Data records:
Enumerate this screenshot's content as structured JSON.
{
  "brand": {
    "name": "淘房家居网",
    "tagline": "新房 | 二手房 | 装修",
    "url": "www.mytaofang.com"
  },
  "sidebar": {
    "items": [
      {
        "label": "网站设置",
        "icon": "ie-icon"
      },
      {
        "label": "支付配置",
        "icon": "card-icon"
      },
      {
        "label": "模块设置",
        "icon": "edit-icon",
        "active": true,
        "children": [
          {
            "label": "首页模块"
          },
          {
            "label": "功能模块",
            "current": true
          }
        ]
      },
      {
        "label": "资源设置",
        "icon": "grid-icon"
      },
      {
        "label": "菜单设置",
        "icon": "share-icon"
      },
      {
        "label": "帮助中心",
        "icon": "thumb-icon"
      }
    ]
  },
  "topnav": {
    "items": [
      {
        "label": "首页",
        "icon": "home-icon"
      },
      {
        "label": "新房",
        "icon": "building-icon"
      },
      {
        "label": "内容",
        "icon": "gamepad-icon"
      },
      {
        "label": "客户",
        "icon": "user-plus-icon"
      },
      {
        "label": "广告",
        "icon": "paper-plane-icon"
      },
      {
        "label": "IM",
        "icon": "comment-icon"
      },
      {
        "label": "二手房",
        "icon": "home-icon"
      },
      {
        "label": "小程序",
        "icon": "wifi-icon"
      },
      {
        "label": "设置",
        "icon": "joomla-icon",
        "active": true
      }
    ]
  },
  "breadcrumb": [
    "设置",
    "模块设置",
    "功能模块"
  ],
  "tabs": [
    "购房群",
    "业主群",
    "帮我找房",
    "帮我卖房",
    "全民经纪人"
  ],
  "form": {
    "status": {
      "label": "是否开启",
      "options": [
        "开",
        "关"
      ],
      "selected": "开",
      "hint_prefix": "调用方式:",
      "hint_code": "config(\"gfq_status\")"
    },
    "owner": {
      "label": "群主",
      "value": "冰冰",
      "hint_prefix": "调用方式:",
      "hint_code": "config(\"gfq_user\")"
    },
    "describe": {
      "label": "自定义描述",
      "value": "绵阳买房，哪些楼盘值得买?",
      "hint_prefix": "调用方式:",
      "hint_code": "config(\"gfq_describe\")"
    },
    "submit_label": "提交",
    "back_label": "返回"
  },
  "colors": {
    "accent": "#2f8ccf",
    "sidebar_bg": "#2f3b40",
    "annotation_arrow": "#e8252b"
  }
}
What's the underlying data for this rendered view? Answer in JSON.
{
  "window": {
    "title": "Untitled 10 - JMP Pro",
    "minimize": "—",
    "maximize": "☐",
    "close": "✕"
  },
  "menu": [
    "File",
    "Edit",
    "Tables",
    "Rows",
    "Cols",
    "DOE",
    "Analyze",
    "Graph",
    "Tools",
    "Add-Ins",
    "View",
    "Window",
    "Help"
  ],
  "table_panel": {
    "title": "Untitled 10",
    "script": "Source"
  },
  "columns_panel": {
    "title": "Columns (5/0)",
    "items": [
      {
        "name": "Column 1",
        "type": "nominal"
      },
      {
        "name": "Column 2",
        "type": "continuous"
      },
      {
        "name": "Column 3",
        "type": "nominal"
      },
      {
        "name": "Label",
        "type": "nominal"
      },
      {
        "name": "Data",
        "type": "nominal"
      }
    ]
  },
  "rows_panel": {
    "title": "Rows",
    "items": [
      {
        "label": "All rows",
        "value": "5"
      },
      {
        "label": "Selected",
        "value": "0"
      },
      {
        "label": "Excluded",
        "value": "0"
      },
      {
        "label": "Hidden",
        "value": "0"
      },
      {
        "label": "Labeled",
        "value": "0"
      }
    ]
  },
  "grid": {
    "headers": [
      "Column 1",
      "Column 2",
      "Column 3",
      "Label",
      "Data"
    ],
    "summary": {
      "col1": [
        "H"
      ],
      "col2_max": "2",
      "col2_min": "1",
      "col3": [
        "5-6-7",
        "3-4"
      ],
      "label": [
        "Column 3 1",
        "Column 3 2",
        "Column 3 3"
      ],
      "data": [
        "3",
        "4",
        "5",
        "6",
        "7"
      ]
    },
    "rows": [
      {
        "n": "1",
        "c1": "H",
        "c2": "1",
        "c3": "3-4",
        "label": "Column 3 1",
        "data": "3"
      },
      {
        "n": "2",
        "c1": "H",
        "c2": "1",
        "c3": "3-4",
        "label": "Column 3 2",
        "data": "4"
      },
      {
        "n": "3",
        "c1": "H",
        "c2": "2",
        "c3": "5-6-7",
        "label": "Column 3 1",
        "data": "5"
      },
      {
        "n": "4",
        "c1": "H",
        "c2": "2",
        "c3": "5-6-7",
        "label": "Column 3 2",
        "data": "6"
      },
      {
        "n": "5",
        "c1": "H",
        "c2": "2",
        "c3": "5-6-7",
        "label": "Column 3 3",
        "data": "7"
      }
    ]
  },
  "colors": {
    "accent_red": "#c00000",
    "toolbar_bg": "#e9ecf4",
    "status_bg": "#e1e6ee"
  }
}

:: Exercise objective ::
Among the lines of the data, identify those with the word "this". Copy each of them.

:: Task output ::
Enumerate this screenshot's content as structured JSON.
What's the underlying data for this rendered view? Answer in JSON.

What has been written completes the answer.